Exclude any images and output the remaining records exactly.

....

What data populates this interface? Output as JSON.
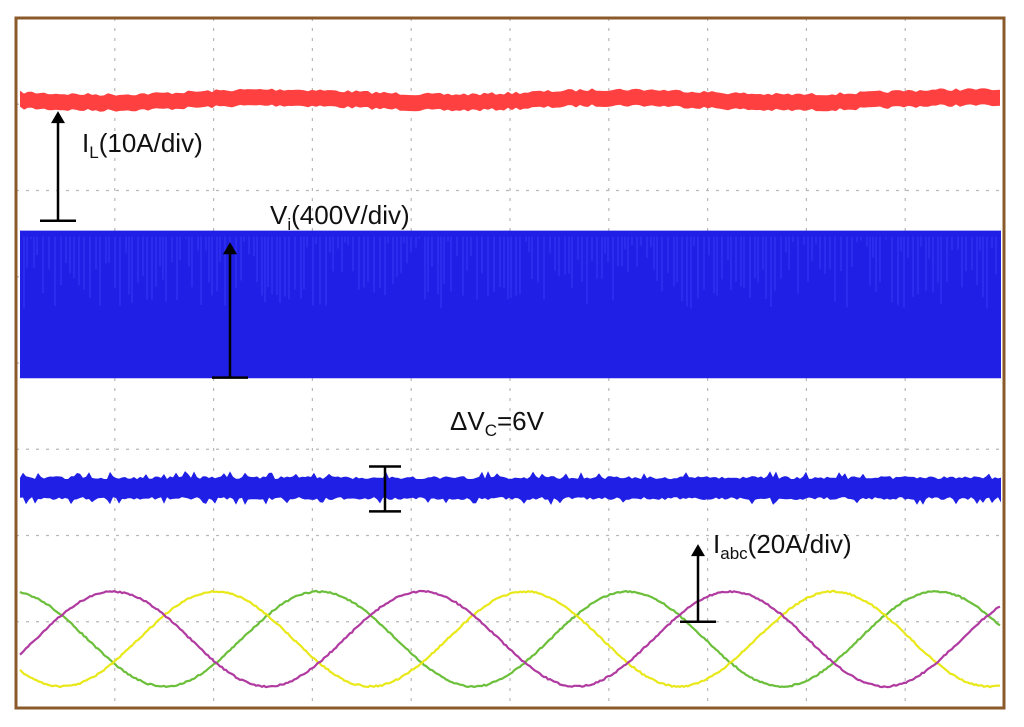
{
  "chart_data": {
    "type": "line",
    "title": "",
    "xlabel": "",
    "ylabel": "",
    "grid": true,
    "grid_divisions": {
      "x": 10,
      "y": 8
    },
    "colors": {
      "frame": "#8B5A2B",
      "grid": "#b8b8b8",
      "il": "#ff4040",
      "vi": "#1f1fe6",
      "dvc": "#1f1fe6",
      "phase_a": "#e8e81a",
      "phase_b": "#b03aa0",
      "phase_c": "#6cbf3a"
    },
    "series": [
      {
        "key": "il",
        "label_main": "I",
        "label_sub": "L",
        "label_rest": "(10A/div)",
        "level_div": 1.0,
        "shape": "flat"
      },
      {
        "key": "vi",
        "label_main": "V",
        "label_sub": "i",
        "label_rest": "(400V/div)",
        "level_div": 0.95,
        "shape": "pwm"
      },
      {
        "key": "dvc",
        "label_main": "ΔV",
        "label_sub": "C",
        "label_rest": "=6V",
        "ripple_volts": 6,
        "shape": "ripple"
      },
      {
        "key": "iabc",
        "label_main": "I",
        "label_sub": "abc",
        "label_rest": "(20A/div)",
        "amplitude_div": 0.5,
        "cycles_shown": 3.2,
        "phases": [
          "a",
          "b",
          "c"
        ],
        "shape": "sine"
      }
    ]
  }
}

....

* _REPLY TO THE EXERCISE_
What data populates this interface? Output as JSON.
{
  "chart_data": {
    "type": "line",
    "title": "",
    "xlabel": "",
    "ylabel": "",
    "grid": true,
    "grid_divisions": {
      "x": 10,
      "y": 8
    },
    "colors": {
      "frame": "#8B5A2B",
      "grid": "#b8b8b8",
      "il": "#ff4040",
      "vi": "#1f1fe6",
      "dvc": "#1f1fe6",
      "phase_a": "#e8e81a",
      "phase_b": "#b03aa0",
      "phase_c": "#6cbf3a"
    },
    "series": [
      {
        "key": "il",
        "label_main": "I",
        "label_sub": "L",
        "label_rest": "(10A/div)",
        "level_div": 1.0,
        "shape": "flat"
      },
      {
        "key": "vi",
        "label_main": "V",
        "label_sub": "i",
        "label_rest": "(400V/div)",
        "level_div": 0.95,
        "shape": "pwm"
      },
      {
        "key": "dvc",
        "label_main": "ΔV",
        "label_sub": "C",
        "label_rest": "=6V",
        "ripple_volts": 6,
        "shape": "ripple"
      },
      {
        "key": "iabc",
        "label_main": "I",
        "label_sub": "abc",
        "label_rest": "(20A/div)",
        "amplitude_div": 0.5,
        "cycles_shown": 3.2,
        "phases": [
          "a",
          "b",
          "c"
        ],
        "shape": "sine"
      }
    ]
  }
}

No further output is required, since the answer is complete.